Copy out all lines where "Relative" appears.

— begin —

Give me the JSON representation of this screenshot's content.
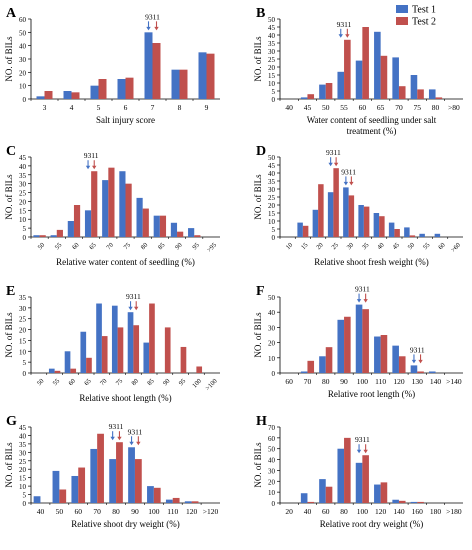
{
  "legend": {
    "position": "top-right",
    "items": [
      {
        "label": "Test 1",
        "color": "#4472C4"
      },
      {
        "label": "Test 2",
        "color": "#C0504D"
      }
    ]
  },
  "marker": {
    "label": "9311",
    "icon": "arrow-down-icon"
  },
  "chart_data": [
    {
      "id": "A",
      "type": "bar",
      "xlabel": "Salt injury score",
      "ylabel": "NO. of BILs",
      "ylim": [
        0,
        60
      ],
      "yticks": [
        0,
        10,
        20,
        30,
        40,
        50,
        60
      ],
      "grid": false,
      "categories": [
        "3",
        "4",
        "5",
        "6",
        "7",
        "8",
        "9"
      ],
      "series": [
        {
          "name": "Test 1",
          "values": [
            2,
            6,
            10,
            15,
            50,
            22,
            35
          ]
        },
        {
          "name": "Test 2",
          "values": [
            6,
            5,
            15,
            16,
            42,
            22,
            34
          ]
        }
      ],
      "marker_category": "7"
    },
    {
      "id": "B",
      "type": "bar",
      "xlabel": "Water content of seedling under salt treatment (%)",
      "ylabel": "NO. of BILs",
      "ylim": [
        0,
        50
      ],
      "yticks": [
        0,
        5,
        10,
        15,
        20,
        25,
        30,
        35,
        40,
        45,
        50
      ],
      "grid": false,
      "categories": [
        "40",
        "45",
        "50",
        "55",
        "60",
        "65",
        "70",
        "75",
        "80",
        ">80"
      ],
      "series": [
        {
          "name": "Test 1",
          "values": [
            0,
            1,
            9,
            17,
            24,
            42,
            26,
            15,
            6,
            0
          ]
        },
        {
          "name": "Test 2",
          "values": [
            0,
            3,
            10,
            37,
            45,
            27,
            8,
            6,
            1,
            0
          ]
        }
      ],
      "marker_category": "55"
    },
    {
      "id": "C",
      "type": "bar",
      "xlabel": "Relative water content of seedling (%)",
      "ylabel": "NO. of BILs",
      "ylim": [
        0,
        45
      ],
      "yticks": [
        0,
        5,
        10,
        15,
        20,
        25,
        30,
        35,
        40,
        45
      ],
      "grid": false,
      "categories": [
        "50",
        "55",
        "60",
        "65",
        "70",
        "75",
        "80",
        "85",
        "90",
        "95",
        ">95"
      ],
      "series": [
        {
          "name": "Test 1",
          "values": [
            1,
            1,
            9,
            15,
            32,
            37,
            22,
            12,
            8,
            5,
            0
          ]
        },
        {
          "name": "Test 2",
          "values": [
            1,
            4,
            18,
            37,
            39,
            30,
            16,
            12,
            3,
            1,
            0
          ]
        }
      ],
      "marker_category": "65"
    },
    {
      "id": "D",
      "type": "bar",
      "xlabel": "Relative shoot fresh weight (%)",
      "ylabel": "NO. of BILs",
      "ylim": [
        0,
        50
      ],
      "yticks": [
        0,
        5,
        10,
        15,
        20,
        25,
        30,
        35,
        40,
        45,
        50
      ],
      "grid": false,
      "categories": [
        "10",
        "15",
        "20",
        "25",
        "30",
        "35",
        "40",
        "45",
        "50",
        "55",
        "60",
        ">60"
      ],
      "series": [
        {
          "name": "Test 1",
          "values": [
            0,
            9,
            17,
            28,
            31,
            20,
            15,
            9,
            6,
            2,
            2,
            0
          ]
        },
        {
          "name": "Test 2",
          "values": [
            0,
            7,
            33,
            43,
            26,
            19,
            13,
            5,
            1,
            0,
            0,
            0
          ]
        }
      ],
      "markers": [
        {
          "category": "25",
          "label": "9311"
        },
        {
          "category": "30",
          "label": "9311"
        }
      ]
    },
    {
      "id": "E",
      "type": "bar",
      "xlabel": "Relative shoot length (%)",
      "ylabel": "NO. of BILs",
      "ylim": [
        0,
        35
      ],
      "yticks": [
        0,
        5,
        10,
        15,
        20,
        25,
        30,
        35
      ],
      "grid": false,
      "categories": [
        "50",
        "55",
        "60",
        "65",
        "70",
        "75",
        "80",
        "85",
        "90",
        "95",
        "100",
        ">100"
      ],
      "series": [
        {
          "name": "Test 1",
          "values": [
            0,
            2,
            10,
            19,
            32,
            31,
            28,
            14,
            0,
            0,
            0,
            0
          ]
        },
        {
          "name": "Test 2",
          "values": [
            0,
            1,
            2,
            7,
            17,
            21,
            22,
            32,
            21,
            12,
            3,
            0
          ]
        }
      ],
      "marker_category": "80"
    },
    {
      "id": "F",
      "type": "bar",
      "xlabel": "Relative root length (%)",
      "ylabel": "NO. of BILs",
      "ylim": [
        0,
        50
      ],
      "yticks": [
        0,
        10,
        20,
        30,
        40,
        50
      ],
      "grid": false,
      "categories": [
        "60",
        "70",
        "80",
        "90",
        "100",
        "110",
        "120",
        "130",
        "140",
        ">140"
      ],
      "series": [
        {
          "name": "Test 1",
          "values": [
            0,
            1,
            11,
            35,
            45,
            24,
            18,
            5,
            1,
            0
          ]
        },
        {
          "name": "Test 2",
          "values": [
            0,
            8,
            17,
            37,
            42,
            25,
            11,
            1,
            0,
            0
          ]
        }
      ],
      "markers": [
        {
          "category": "100",
          "label": "9311"
        },
        {
          "category": "130",
          "label": "9311"
        }
      ]
    },
    {
      "id": "G",
      "type": "bar",
      "xlabel": "Relative shoot dry weight (%)",
      "ylabel": "NO. of BILs",
      "ylim": [
        0,
        45
      ],
      "yticks": [
        0,
        5,
        10,
        15,
        20,
        25,
        30,
        35,
        40,
        45
      ],
      "grid": false,
      "categories": [
        "40",
        "50",
        "60",
        "70",
        "80",
        "90",
        "100",
        "110",
        "120",
        ">120"
      ],
      "series": [
        {
          "name": "Test 1",
          "values": [
            4,
            19,
            16,
            32,
            26,
            33,
            10,
            2,
            1,
            0
          ]
        },
        {
          "name": "Test 2",
          "values": [
            0,
            8,
            21,
            41,
            36,
            26,
            9,
            3,
            1,
            0
          ]
        }
      ],
      "markers": [
        {
          "category": "80",
          "label": "9311"
        },
        {
          "category": "90",
          "label": "9311"
        }
      ]
    },
    {
      "id": "H",
      "type": "bar",
      "xlabel": "Relative root dry weight (%)",
      "ylabel": "NO. of BILs",
      "ylim": [
        0,
        70
      ],
      "yticks": [
        0,
        10,
        20,
        30,
        40,
        50,
        60,
        70
      ],
      "grid": false,
      "categories": [
        "20",
        "40",
        "60",
        "80",
        "100",
        "120",
        "140",
        "160",
        "180",
        ">180"
      ],
      "series": [
        {
          "name": "Test 1",
          "values": [
            0,
            9,
            22,
            50,
            37,
            17,
            3,
            1,
            0,
            0
          ]
        },
        {
          "name": "Test 2",
          "values": [
            0,
            1,
            15,
            60,
            44,
            19,
            2,
            1,
            0,
            0
          ]
        }
      ],
      "marker_category": "100"
    }
  ]
}
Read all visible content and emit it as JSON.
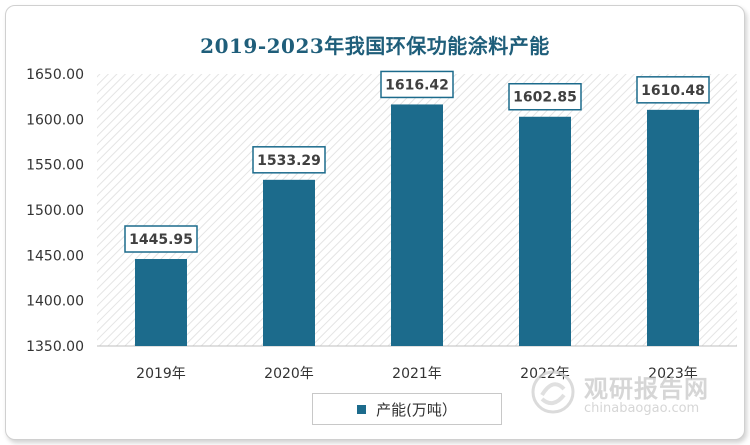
{
  "chart_data": {
    "type": "bar",
    "title": "2019-2023年我国环保功能涂料产能",
    "categories": [
      "2019年",
      "2020年",
      "2021年",
      "2022年",
      "2023年"
    ],
    "series": [
      {
        "name": "产能(万吨）",
        "values": [
          1445.95,
          1533.29,
          1616.42,
          1602.85,
          1610.48
        ]
      }
    ],
    "data_labels": [
      "1445.95",
      "1533.29",
      "1616.42",
      "1602.85",
      "1610.48"
    ],
    "ylim": [
      1350,
      1650
    ],
    "yticks": [
      1350,
      1400,
      1450,
      1500,
      1550,
      1600,
      1650
    ],
    "ytick_labels": [
      "1350.00",
      "1400.00",
      "1450.00",
      "1500.00",
      "1550.00",
      "1600.00",
      "1650.00"
    ],
    "xlabel": "",
    "ylabel": "",
    "legend_position": "bottom",
    "grid": false,
    "plot_background": "diagonal-hatch",
    "colors": {
      "bar": "#1c6b8c",
      "title": "#1f5e7a",
      "label_border": "#1c6b8c"
    }
  },
  "watermark": {
    "cn": "观研报告网",
    "en": "chinabaogao.com"
  }
}
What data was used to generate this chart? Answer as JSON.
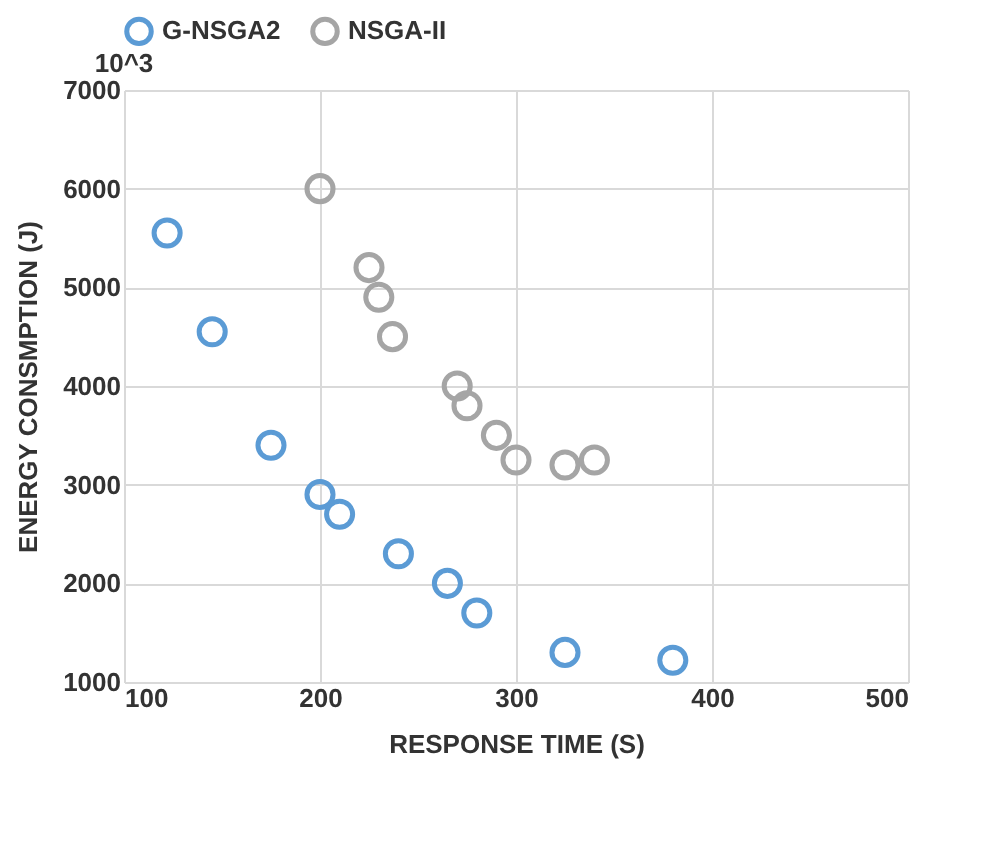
{
  "chart_data": {
    "type": "scatter",
    "xlabel": "RESPONSE TIME (S)",
    "ylabel": "ENERGY CONSMPTION (J)",
    "annotations": [
      "10^3"
    ],
    "series": [
      {
        "name": "G-NSGA2",
        "color": "#5b9bd5",
        "x": [
          122,
          145,
          175,
          200,
          210,
          240,
          265,
          280,
          325,
          380
        ],
        "values": [
          5550,
          4550,
          3400,
          2900,
          2700,
          2300,
          2000,
          1700,
          1300,
          1220
        ]
      },
      {
        "name": "NSGA-II",
        "color": "#a5a5a5",
        "x": [
          200,
          225,
          230,
          237,
          270,
          275,
          290,
          300,
          325,
          340
        ],
        "values": [
          6000,
          5200,
          4900,
          4500,
          4000,
          3800,
          3500,
          3250,
          3200,
          3250
        ]
      }
    ],
    "xlim": [
      100,
      500
    ],
    "xticks": [
      100,
      200,
      300,
      400,
      500
    ],
    "ylim": [
      1000,
      7000
    ],
    "yticks": [
      1000,
      2000,
      3000,
      4000,
      5000,
      6000,
      7000
    ],
    "grid": true,
    "legend": "top",
    "marker": "circle"
  }
}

— end —

EXERCISE RESPONSE:
      "xlabel": "Relative water content of seedling (%)",
      "xlabel": "Relative shoot fresh weight (%)",
      "xlabel": "Relative shoot length (%)",
      "xlabel": "Relative root length (%)",
      "xlabel": "Relative shoot dry weight (%)",
      "xlabel": "Relative root dry weight (%)",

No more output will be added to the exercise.